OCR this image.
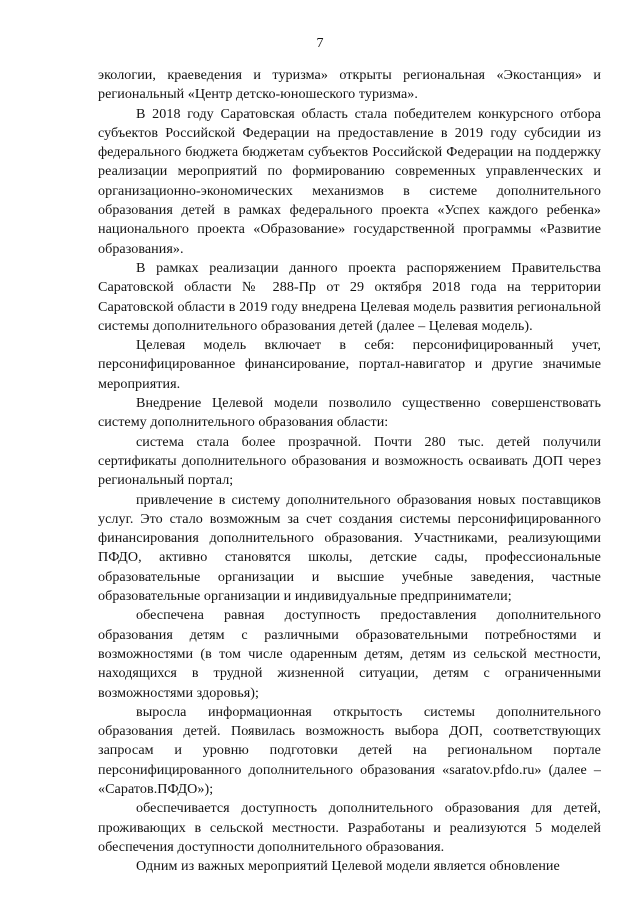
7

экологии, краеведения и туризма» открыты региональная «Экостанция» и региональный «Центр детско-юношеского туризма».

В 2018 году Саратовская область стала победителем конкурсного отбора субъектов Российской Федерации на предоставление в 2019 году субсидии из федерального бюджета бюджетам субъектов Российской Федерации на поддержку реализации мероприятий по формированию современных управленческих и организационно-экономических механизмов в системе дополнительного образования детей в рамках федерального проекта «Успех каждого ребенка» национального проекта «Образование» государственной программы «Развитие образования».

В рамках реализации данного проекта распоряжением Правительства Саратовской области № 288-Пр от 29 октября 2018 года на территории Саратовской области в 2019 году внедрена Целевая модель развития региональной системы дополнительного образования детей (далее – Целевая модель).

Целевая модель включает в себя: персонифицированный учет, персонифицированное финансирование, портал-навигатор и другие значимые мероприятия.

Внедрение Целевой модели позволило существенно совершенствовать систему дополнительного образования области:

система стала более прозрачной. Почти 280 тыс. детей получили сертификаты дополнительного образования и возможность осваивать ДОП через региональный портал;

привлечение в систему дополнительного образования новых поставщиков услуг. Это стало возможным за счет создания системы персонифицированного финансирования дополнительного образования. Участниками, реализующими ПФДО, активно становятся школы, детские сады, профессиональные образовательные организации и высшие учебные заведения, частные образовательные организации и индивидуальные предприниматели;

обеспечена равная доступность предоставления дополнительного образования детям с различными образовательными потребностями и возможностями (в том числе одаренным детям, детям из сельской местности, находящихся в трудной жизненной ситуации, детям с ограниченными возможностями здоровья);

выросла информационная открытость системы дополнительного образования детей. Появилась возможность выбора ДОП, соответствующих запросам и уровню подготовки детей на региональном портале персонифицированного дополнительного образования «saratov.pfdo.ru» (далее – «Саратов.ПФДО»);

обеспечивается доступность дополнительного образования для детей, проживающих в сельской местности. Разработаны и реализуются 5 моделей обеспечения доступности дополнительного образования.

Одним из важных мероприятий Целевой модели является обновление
==
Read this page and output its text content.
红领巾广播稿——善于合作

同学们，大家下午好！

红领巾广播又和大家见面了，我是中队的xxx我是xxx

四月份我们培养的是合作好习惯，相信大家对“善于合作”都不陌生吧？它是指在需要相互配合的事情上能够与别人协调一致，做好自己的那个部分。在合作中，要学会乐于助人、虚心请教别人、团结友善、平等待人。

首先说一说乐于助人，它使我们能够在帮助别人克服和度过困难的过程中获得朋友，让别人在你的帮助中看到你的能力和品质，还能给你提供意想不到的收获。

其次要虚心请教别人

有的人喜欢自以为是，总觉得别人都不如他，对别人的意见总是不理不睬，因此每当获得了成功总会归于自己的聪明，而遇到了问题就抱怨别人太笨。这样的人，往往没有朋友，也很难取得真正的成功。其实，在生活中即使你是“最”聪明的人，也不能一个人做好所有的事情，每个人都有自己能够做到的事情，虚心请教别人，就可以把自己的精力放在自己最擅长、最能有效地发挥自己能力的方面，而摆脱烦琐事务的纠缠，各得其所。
---
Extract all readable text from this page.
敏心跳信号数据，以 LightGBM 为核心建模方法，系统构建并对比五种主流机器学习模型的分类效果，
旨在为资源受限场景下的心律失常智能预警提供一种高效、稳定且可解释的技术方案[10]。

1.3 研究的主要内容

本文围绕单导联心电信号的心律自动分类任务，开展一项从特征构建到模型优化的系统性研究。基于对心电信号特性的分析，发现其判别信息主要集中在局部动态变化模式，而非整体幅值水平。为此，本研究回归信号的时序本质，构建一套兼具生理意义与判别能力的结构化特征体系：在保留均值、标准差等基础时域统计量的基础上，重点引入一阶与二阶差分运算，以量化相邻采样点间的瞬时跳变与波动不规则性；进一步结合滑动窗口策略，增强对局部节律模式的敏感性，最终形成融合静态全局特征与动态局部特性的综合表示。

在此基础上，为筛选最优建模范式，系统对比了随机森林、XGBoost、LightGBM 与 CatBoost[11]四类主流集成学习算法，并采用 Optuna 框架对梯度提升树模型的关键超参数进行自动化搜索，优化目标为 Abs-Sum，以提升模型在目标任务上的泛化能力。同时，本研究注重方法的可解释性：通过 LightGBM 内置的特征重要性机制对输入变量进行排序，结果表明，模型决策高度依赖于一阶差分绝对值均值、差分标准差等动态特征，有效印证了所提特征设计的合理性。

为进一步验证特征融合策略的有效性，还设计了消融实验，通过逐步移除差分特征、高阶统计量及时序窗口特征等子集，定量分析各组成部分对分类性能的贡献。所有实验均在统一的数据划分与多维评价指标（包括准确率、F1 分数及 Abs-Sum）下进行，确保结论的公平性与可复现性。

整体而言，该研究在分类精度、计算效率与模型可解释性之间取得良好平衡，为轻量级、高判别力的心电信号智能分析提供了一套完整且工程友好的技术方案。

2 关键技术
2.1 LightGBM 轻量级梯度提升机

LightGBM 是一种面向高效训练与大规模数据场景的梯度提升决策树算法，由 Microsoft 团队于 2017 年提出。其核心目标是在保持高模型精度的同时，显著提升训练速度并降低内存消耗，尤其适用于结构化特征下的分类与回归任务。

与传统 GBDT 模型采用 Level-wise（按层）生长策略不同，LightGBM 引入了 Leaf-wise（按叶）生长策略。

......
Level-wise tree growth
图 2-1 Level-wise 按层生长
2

• What is expected:
Scan the records above for the string "проекта", then report every line that contains it.

• The output:
В 2018 году Саратовская область стала победителем конкурсного отбора субъектов Российской Федерации на предоставление в 2019 году субсидии из федерального бюджета бюджетам субъектов Российской Федерации на поддержку реализации мероприятий по формированию современных управленческих и организационно-экономических механизмов в системе дополнительного образования детей в рамках федерального проекта «Успех каждого ребенка» национального проекта «Образование» государственной программы «Развитие образования».
В рамках реализации данного проекта распоряжением Правительства Саратовской области № 288-Пр от 29 октября 2018 года на территории Саратовской области в 2019 году внедрена Целевая модель развития региональной системы дополнительного образования детей (далее – Целевая модель).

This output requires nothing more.